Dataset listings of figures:
__________
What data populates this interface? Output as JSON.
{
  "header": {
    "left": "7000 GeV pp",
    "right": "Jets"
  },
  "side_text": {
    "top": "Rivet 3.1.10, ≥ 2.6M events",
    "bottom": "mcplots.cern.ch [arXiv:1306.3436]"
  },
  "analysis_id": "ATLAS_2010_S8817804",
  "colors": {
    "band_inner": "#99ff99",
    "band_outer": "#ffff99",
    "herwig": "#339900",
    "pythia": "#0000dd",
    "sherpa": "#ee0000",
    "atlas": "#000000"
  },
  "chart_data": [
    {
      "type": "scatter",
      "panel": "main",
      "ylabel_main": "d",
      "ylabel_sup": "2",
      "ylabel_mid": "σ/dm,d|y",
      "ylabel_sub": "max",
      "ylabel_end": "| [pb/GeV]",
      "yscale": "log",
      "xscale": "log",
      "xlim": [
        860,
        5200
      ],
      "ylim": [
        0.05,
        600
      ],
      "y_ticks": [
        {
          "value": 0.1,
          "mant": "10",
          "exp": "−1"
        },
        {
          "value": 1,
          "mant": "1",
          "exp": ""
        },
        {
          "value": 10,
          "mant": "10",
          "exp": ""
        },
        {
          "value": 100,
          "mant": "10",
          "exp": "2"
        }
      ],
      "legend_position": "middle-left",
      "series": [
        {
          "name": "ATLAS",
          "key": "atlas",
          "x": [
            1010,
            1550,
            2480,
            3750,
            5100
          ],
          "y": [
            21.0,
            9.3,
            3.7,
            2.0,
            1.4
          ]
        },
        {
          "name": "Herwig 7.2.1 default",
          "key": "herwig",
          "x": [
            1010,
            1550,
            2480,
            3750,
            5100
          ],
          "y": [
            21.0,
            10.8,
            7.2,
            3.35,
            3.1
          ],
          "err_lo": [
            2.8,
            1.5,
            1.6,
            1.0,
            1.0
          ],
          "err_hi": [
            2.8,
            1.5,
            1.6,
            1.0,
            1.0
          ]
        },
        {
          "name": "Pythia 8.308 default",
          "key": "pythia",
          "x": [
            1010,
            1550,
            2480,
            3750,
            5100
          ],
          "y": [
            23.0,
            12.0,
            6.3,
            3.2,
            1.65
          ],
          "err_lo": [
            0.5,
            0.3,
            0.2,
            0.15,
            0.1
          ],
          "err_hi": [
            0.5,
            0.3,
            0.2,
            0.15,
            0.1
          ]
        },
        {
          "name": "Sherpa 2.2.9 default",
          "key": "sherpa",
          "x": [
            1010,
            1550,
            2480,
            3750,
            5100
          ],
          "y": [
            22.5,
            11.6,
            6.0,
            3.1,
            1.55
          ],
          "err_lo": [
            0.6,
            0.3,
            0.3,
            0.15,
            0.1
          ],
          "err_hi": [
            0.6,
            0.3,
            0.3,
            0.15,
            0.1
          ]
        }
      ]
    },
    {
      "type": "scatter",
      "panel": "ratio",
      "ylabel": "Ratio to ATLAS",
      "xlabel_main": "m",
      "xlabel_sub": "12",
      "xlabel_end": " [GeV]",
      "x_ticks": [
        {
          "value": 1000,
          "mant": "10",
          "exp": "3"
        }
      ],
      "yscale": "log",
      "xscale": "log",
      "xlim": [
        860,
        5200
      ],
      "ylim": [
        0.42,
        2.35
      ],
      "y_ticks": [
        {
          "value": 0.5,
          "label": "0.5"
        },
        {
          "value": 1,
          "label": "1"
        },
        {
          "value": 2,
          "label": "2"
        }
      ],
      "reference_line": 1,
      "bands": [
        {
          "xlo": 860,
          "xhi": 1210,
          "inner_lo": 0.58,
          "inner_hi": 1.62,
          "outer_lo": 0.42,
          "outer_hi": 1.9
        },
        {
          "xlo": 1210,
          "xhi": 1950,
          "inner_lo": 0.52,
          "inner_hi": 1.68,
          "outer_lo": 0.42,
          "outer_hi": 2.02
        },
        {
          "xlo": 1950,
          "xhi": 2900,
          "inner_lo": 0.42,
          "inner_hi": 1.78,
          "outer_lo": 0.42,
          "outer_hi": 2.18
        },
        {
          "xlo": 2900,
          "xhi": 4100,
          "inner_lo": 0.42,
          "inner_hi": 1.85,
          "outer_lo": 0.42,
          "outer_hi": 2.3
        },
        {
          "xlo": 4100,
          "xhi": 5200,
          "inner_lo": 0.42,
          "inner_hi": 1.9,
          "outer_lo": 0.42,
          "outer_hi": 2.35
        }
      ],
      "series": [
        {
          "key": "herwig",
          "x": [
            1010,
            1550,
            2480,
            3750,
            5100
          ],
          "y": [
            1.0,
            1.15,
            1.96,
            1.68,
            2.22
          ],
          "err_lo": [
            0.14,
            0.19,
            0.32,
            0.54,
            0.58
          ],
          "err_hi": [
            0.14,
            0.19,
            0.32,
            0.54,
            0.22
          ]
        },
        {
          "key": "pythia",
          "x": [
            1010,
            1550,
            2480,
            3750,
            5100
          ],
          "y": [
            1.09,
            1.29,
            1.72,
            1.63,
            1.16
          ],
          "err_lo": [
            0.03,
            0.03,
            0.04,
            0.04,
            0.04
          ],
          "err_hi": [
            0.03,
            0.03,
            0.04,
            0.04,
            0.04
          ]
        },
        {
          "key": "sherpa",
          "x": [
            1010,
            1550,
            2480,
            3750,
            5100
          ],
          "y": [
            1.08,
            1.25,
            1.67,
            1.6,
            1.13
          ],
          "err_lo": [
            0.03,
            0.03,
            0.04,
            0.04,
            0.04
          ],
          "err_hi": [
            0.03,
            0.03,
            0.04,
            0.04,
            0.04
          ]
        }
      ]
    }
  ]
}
__________
**Short exercise**
Output the records above in their entirety, exactly.

**Task solution**
What data populates this interface? Output as JSON.
{
  "header": {
    "left": "7000 GeV pp",
    "right": "Jets"
  },
  "side_text": {
    "top": "Rivet 3.1.10, ≥ 2.6M events",
    "bottom": "mcplots.cern.ch [arXiv:1306.3436]"
  },
  "analysis_id": "ATLAS_2010_S8817804",
  "colors": {
    "band_inner": "#99ff99",
    "band_outer": "#ffff99",
    "herwig": "#339900",
    "pythia": "#0000dd",
    "sherpa": "#ee0000",
    "atlas": "#000000"
  },
  "chart_data": [
    {
      "type": "scatter",
      "panel": "main",
      "ylabel_main": "d",
      "ylabel_sup": "2",
      "ylabel_mid": "σ/dm,d|y",
      "ylabel_sub": "max",
      "ylabel_end": "| [pb/GeV]",
      "yscale": "log",
      "xscale": "log",
      "xlim": [
        860,
        5200
      ],
      "ylim": [
        0.05,
        600
      ],
      "y_ticks": [
        {
          "value": 0.1,
          "mant": "10",
          "exp": "−1"
        },
        {
          "value": 1,
          "mant": "1",
          "exp": ""
        },
        {
          "value": 10,
          "mant": "10",
          "exp": ""
        },
        {
          "value": 100,
          "mant": "10",
          "exp": "2"
        }
      ],
      "legend_position": "middle-left",
      "series": [
        {
          "name": "ATLAS",
          "key": "atlas",
          "x": [
            1010,
            1550,
            2480,
            3750,
            5100
          ],
          "y": [
            21.0,
            9.3,
            3.7,
            2.0,
            1.4
          ]
        },
        {
          "name": "Herwig 7.2.1 default",
          "key": "herwig",
          "x": [
            1010,
            1550,
            2480,
            3750,
            5100
          ],
          "y": [
            21.0,
            10.8,
            7.2,
            3.35,
            3.1
          ],
          "err_lo": [
            2.8,
            1.5,
            1.6,
            1.0,
            1.0
          ],
          "err_hi": [
            2.8,
            1.5,
            1.6,
            1.0,
            1.0
          ]
        },
        {
          "name": "Pythia 8.308 default",
          "key": "pythia",
          "x": [
            1010,
            1550,
            2480,
            3750,
            5100
          ],
          "y": [
            23.0,
            12.0,
            6.3,
            3.2,
            1.65
          ],
          "err_lo": [
            0.5,
            0.3,
            0.2,
            0.15,
            0.1
          ],
          "err_hi": [
            0.5,
            0.3,
            0.2,
            0.15,
            0.1
          ]
        },
        {
          "name": "Sherpa 2.2.9 default",
          "key": "sherpa",
          "x": [
            1010,
            1550,
            2480,
            3750,
            5100
          ],
          "y": [
            22.5,
            11.6,
            6.0,
            3.1,
            1.55
          ],
          "err_lo": [
            0.6,
            0.3,
            0.3,
            0.15,
            0.1
          ],
          "err_hi": [
            0.6,
            0.3,
            0.3,
            0.15,
            0.1
          ]
        }
      ]
    },
    {
      "type": "scatter",
      "panel": "ratio",
      "ylabel": "Ratio to ATLAS",
      "xlabel_main": "m",
      "xlabel_sub": "12",
      "xlabel_end": " [GeV]",
      "x_ticks": [
        {
          "value": 1000,
          "mant": "10",
          "exp": "3"
        }
      ],
      "yscale": "log",
      "xscale": "log",
      "xlim": [
        860,
        5200
      ],
      "ylim": [
        0.42,
        2.35
      ],
      "y_ticks": [
        {
          "value": 0.5,
          "label": "0.5"
        },
        {
          "value": 1,
          "label": "1"
        },
        {
          "value": 2,
          "label": "2"
        }
      ],
      "reference_line": 1,
      "bands": [
        {
          "xlo": 860,
          "xhi": 1210,
          "inner_lo": 0.58,
          "inner_hi": 1.62,
          "outer_lo": 0.42,
          "outer_hi": 1.9
        },
        {
          "xlo": 1210,
          "xhi": 1950,
          "inner_lo": 0.52,
          "inner_hi": 1.68,
          "outer_lo": 0.42,
          "outer_hi": 2.02
        },
        {
          "xlo": 1950,
          "xhi": 2900,
          "inner_lo": 0.42,
          "inner_hi": 1.78,
          "outer_lo": 0.42,
          "outer_hi": 2.18
        },
        {
          "xlo": 2900,
          "xhi": 4100,
          "inner_lo": 0.42,
          "inner_hi": 1.85,
          "outer_lo": 0.42,
          "outer_hi": 2.3
        },
        {
          "xlo": 4100,
          "xhi": 5200,
          "inner_lo": 0.42,
          "inner_hi": 1.9,
          "outer_lo": 0.42,
          "outer_hi": 2.35
        }
      ],
      "series": [
        {
          "key": "herwig",
          "x": [
            1010,
            1550,
            2480,
            3750,
            5100
          ],
          "y": [
            1.0,
            1.15,
            1.96,
            1.68,
            2.22
          ],
          "err_lo": [
            0.14,
            0.19,
            0.32,
            0.54,
            0.58
          ],
          "err_hi": [
            0.14,
            0.19,
            0.32,
            0.54,
            0.22
          ]
        },
        {
          "key": "pythia",
          "x": [
            1010,
            1550,
            2480,
            3750,
            5100
          ],
          "y": [
            1.09,
            1.29,
            1.72,
            1.63,
            1.16
          ],
          "err_lo": [
            0.03,
            0.03,
            0.04,
            0.04,
            0.04
          ],
          "err_hi": [
            0.03,
            0.03,
            0.04,
            0.04,
            0.04
          ]
        },
        {
          "key": "sherpa",
          "x": [
            1010,
            1550,
            2480,
            3750,
            5100
          ],
          "y": [
            1.08,
            1.25,
            1.67,
            1.6,
            1.13
          ],
          "err_lo": [
            0.03,
            0.03,
            0.04,
            0.04,
            0.04
          ],
          "err_hi": [
            0.03,
            0.03,
            0.04,
            0.04,
            0.04
          ]
        }
      ]
    }
  ]
}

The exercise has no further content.